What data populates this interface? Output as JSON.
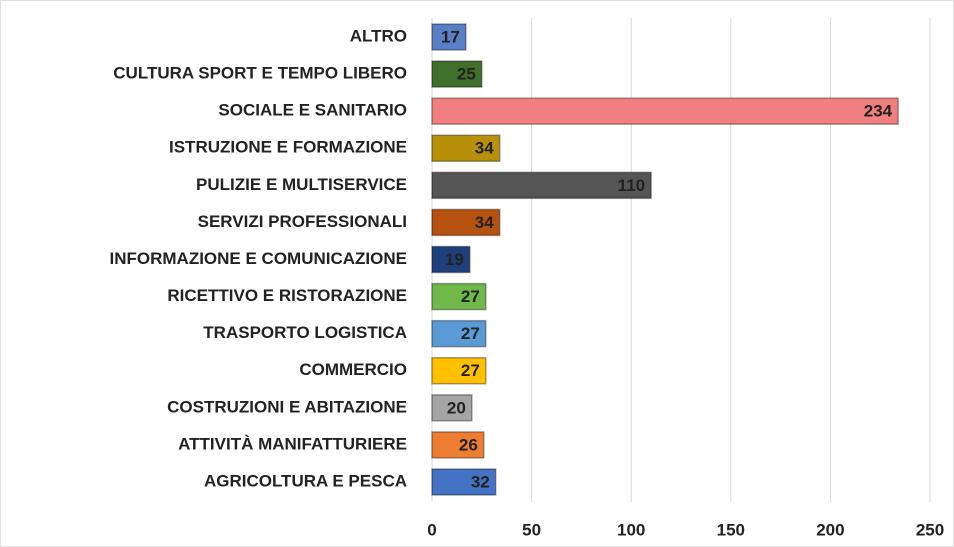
{
  "chart_data": {
    "type": "hbar",
    "categories": [
      "ALTRO",
      "CULTURA SPORT E TEMPO LIBERO",
      "SOCIALE E SANITARIO",
      "ISTRUZIONE E FORMAZIONE",
      "PULIZIE E MULTISERVICE",
      "SERVIZI PROFESSIONALI",
      "INFORMAZIONE E COMUNICAZIONE",
      "RICETTIVO E RISTORAZIONE",
      "TRASPORTO LOGISTICA",
      "COMMERCIO",
      "COSTRUZIONI E ABITAZIONE",
      "ATTIVITÀ MANIFATTURIERE",
      "AGRICOLTURA E PESCA"
    ],
    "values": [
      17,
      25,
      234,
      34,
      110,
      34,
      19,
      27,
      27,
      27,
      20,
      26,
      32
    ],
    "colors": [
      "#5b7fc7",
      "#3f6f2a",
      "#f08080",
      "#b8900a",
      "#555555",
      "#b5520f",
      "#1f3f7a",
      "#6fb84a",
      "#5b9bd5",
      "#ffc000",
      "#a5a5a5",
      "#ed7d31",
      "#4472c4"
    ],
    "xlim": [
      0,
      250
    ],
    "xticks": [
      0,
      50,
      100,
      150,
      200,
      250
    ],
    "grid": true
  }
}
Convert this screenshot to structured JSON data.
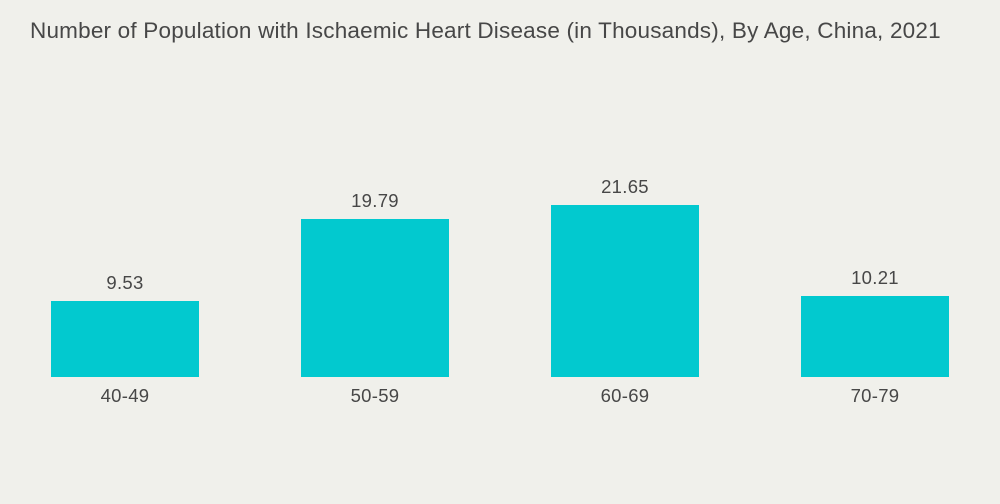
{
  "chart_data": {
    "type": "bar",
    "title": "Number of Population with Ischaemic Heart Disease (in Thousands), By Age, China, 2021",
    "categories": [
      "40-49",
      "50-59",
      "60-69",
      "70-79"
    ],
    "values": [
      9.53,
      19.79,
      21.65,
      10.21
    ],
    "value_labels": [
      "9.53",
      "19.79",
      "21.65",
      "10.21"
    ],
    "xlabel": "",
    "ylabel": "",
    "ylim": [
      0,
      26
    ],
    "grid": false,
    "axes_visible": false,
    "legend": "none",
    "value_label_position": "above-bars",
    "bar_color": "#02C9CF",
    "text_color": "#474747",
    "background_color": "#F0F0EB"
  }
}
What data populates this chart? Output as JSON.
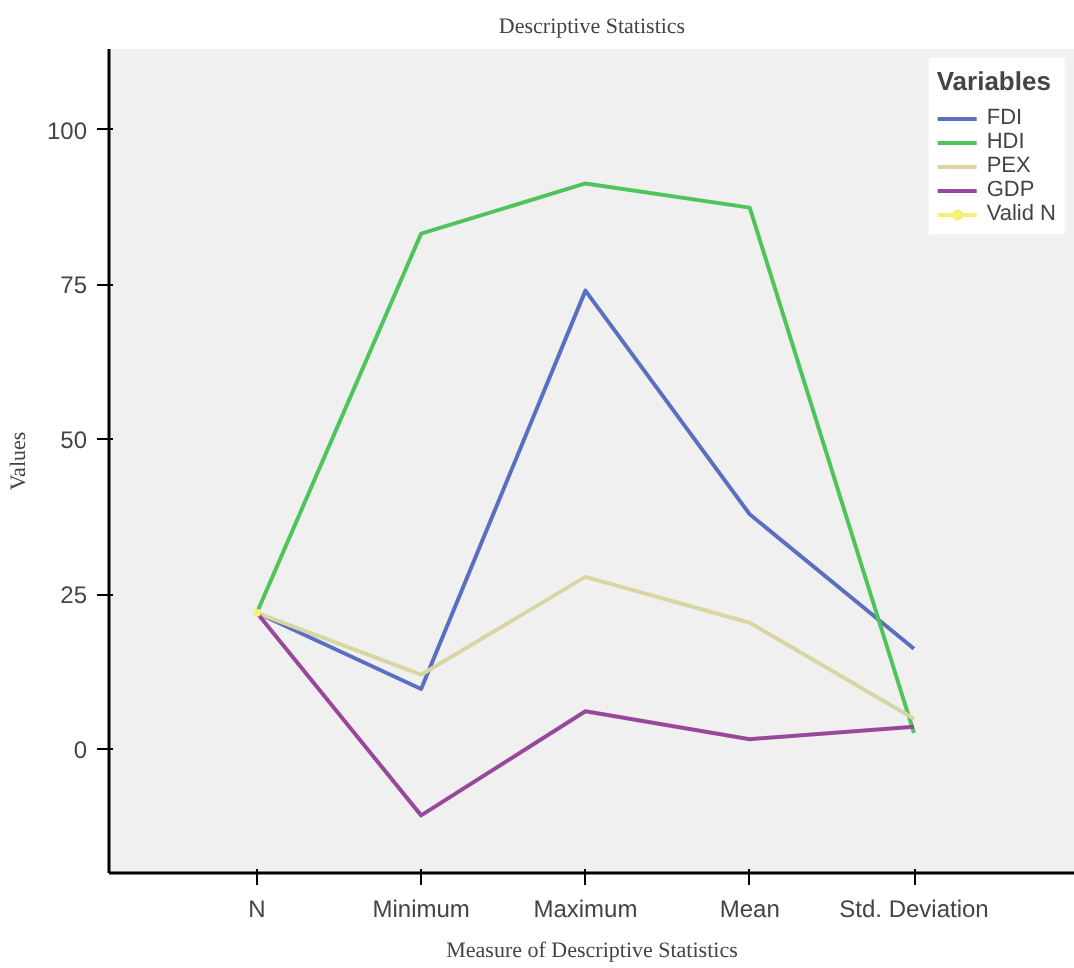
{
  "chart_data": {
    "type": "line",
    "title": "Descriptive Statistics",
    "xlabel": "Measure of Descriptive Statistics",
    "ylabel": "Values",
    "legend_title": "Variables",
    "categories": [
      "N",
      "Minimum",
      "Maximum",
      "Mean",
      "Std. Deviation"
    ],
    "series": [
      {
        "name": "FDI",
        "color": "#5a6fbf",
        "values": [
          22,
          9.7,
          74,
          37.9,
          16.2
        ]
      },
      {
        "name": "HDI",
        "color": "#4fc45a",
        "values": [
          22,
          83.2,
          91.3,
          87.4,
          2.6
        ]
      },
      {
        "name": "PEX",
        "color": "#d9d6a4",
        "values": [
          22,
          12,
          27.8,
          20.4,
          4.9
        ]
      },
      {
        "name": "GDP",
        "color": "#98489a",
        "values": [
          22,
          -10.7,
          6.1,
          1.6,
          3.6
        ]
      },
      {
        "name": "Valid N",
        "color": "#f5f07a",
        "values": [
          22,
          null,
          null,
          null,
          null
        ]
      }
    ],
    "ylim": [
      -20,
      113
    ],
    "yticks": [
      0,
      25,
      50,
      75,
      100
    ],
    "grid": false,
    "legend": "top right",
    "marker": "none",
    "line_style": "solid"
  }
}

* [INSTRUCTIONS FOR THE TASK]: Find "xlabel". Copy every line it occurs in.

* [COMPLETE OUTPUT]:
    "xlabel": "",
    "xlabel": "Measure of Descriptive Statistics",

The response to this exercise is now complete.